** Directive **
Pick out each line in these entries that contains the string "gotta".

** Records provided **
##############################

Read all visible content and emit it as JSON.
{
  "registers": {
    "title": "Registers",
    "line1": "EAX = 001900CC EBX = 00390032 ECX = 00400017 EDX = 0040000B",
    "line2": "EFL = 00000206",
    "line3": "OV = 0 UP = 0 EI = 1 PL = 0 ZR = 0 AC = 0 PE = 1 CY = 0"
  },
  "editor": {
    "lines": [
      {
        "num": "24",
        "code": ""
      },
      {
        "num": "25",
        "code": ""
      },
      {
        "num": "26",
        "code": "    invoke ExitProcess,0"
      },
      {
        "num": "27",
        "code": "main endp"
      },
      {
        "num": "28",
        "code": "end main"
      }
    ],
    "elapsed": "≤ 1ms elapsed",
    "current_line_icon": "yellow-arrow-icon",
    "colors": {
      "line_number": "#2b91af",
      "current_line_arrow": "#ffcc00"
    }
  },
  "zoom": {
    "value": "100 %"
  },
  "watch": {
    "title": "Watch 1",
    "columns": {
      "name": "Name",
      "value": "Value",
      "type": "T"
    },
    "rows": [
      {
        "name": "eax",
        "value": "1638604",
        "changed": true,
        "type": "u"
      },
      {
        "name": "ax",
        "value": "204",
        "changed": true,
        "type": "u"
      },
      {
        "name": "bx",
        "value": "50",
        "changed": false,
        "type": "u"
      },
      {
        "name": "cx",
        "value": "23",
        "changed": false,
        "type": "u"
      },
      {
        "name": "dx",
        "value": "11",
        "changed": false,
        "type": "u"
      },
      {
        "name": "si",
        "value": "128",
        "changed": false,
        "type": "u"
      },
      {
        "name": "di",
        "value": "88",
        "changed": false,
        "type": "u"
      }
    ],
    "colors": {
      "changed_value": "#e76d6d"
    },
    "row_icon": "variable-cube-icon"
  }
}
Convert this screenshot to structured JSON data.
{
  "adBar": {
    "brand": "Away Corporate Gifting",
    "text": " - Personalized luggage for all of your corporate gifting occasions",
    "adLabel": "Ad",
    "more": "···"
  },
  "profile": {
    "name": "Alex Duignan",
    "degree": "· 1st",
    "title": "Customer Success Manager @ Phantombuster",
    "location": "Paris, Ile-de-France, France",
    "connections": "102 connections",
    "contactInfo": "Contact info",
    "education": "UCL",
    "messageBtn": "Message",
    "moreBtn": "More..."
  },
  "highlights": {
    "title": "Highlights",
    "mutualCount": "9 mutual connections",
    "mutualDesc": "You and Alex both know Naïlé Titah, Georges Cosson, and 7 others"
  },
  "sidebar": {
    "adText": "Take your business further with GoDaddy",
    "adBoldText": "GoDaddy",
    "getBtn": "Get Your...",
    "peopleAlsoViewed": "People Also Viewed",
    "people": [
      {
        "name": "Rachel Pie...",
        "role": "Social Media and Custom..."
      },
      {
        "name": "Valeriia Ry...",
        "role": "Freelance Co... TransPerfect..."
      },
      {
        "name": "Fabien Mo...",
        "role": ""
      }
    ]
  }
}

##############################

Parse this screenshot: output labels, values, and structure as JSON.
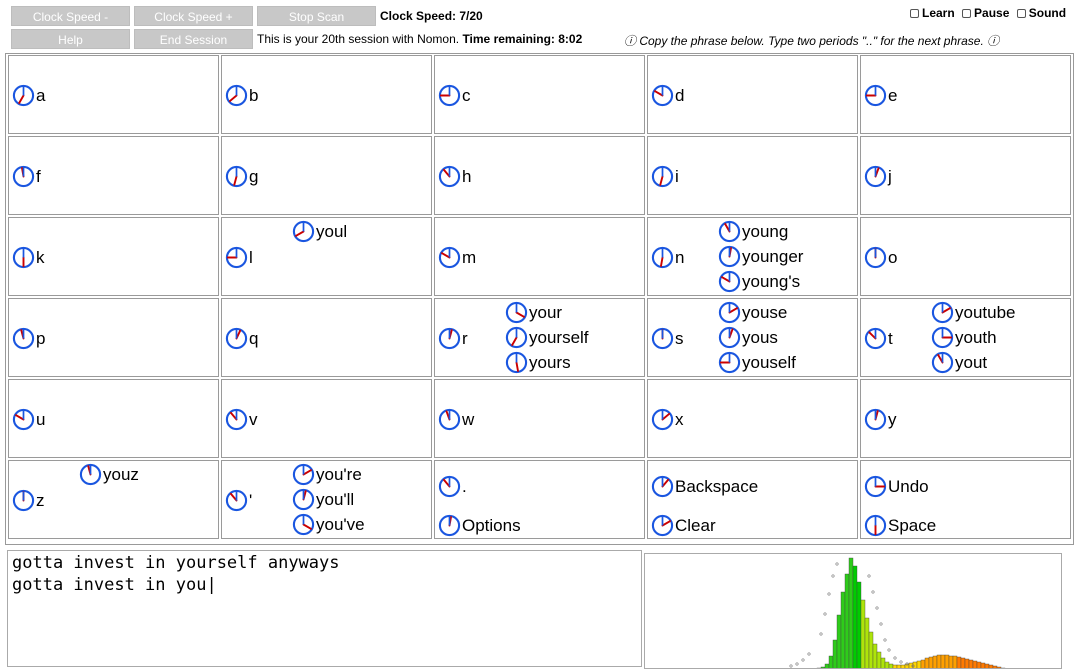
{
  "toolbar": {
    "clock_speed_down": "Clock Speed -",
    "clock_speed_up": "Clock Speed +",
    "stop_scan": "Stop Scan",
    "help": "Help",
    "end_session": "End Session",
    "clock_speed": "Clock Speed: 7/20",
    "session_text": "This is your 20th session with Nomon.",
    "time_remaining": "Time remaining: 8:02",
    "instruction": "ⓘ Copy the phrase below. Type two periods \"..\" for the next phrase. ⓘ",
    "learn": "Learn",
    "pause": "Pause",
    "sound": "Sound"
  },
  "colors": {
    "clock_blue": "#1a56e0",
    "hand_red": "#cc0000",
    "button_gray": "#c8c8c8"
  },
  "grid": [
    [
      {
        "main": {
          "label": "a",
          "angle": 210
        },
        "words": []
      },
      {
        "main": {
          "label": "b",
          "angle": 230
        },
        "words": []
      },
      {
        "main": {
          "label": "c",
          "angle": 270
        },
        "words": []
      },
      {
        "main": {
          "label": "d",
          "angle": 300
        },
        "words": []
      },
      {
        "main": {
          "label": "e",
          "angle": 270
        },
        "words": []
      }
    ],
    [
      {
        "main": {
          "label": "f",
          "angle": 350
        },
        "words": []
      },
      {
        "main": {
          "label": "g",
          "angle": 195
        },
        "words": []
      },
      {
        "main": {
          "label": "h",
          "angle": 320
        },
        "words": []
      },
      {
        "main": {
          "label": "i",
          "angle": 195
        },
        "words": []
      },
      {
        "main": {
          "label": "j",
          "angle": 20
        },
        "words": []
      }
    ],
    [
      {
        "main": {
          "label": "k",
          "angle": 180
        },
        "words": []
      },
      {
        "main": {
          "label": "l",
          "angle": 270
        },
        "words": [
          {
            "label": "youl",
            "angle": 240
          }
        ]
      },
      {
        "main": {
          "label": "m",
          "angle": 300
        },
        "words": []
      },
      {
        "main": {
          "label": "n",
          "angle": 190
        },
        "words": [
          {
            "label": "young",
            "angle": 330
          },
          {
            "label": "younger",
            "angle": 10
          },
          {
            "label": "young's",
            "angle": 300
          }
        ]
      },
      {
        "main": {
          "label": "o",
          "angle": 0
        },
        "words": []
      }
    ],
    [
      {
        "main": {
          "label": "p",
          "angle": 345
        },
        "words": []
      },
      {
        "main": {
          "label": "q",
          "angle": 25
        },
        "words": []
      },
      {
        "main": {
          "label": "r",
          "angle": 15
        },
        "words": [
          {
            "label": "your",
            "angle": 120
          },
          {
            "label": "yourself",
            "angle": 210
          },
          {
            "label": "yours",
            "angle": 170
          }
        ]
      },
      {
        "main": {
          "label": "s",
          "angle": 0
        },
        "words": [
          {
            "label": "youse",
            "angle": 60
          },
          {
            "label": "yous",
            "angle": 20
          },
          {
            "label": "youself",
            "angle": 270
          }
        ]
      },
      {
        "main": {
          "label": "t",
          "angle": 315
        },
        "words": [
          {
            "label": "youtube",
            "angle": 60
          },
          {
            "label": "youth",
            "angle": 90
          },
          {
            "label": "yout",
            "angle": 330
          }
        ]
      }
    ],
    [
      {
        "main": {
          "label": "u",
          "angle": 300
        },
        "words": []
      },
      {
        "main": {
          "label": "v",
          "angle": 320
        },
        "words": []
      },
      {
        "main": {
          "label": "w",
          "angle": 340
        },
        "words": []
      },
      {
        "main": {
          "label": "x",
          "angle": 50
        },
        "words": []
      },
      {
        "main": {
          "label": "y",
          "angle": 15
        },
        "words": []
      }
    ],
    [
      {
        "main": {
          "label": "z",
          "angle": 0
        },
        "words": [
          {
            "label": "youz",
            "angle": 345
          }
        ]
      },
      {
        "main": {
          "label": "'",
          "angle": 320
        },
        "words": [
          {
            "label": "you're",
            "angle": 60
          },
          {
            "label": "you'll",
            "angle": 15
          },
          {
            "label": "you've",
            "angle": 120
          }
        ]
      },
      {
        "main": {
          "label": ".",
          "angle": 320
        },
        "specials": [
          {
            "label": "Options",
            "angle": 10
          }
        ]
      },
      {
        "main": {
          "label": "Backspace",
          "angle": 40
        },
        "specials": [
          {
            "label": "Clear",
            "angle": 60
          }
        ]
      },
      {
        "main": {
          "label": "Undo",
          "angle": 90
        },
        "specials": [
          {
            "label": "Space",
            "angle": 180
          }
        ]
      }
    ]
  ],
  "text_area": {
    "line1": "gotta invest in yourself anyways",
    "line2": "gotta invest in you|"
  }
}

##############################

** Completed exercise **
    "line1": "gotta invest in yourself anyways",
    "line2": "gotta invest in you|"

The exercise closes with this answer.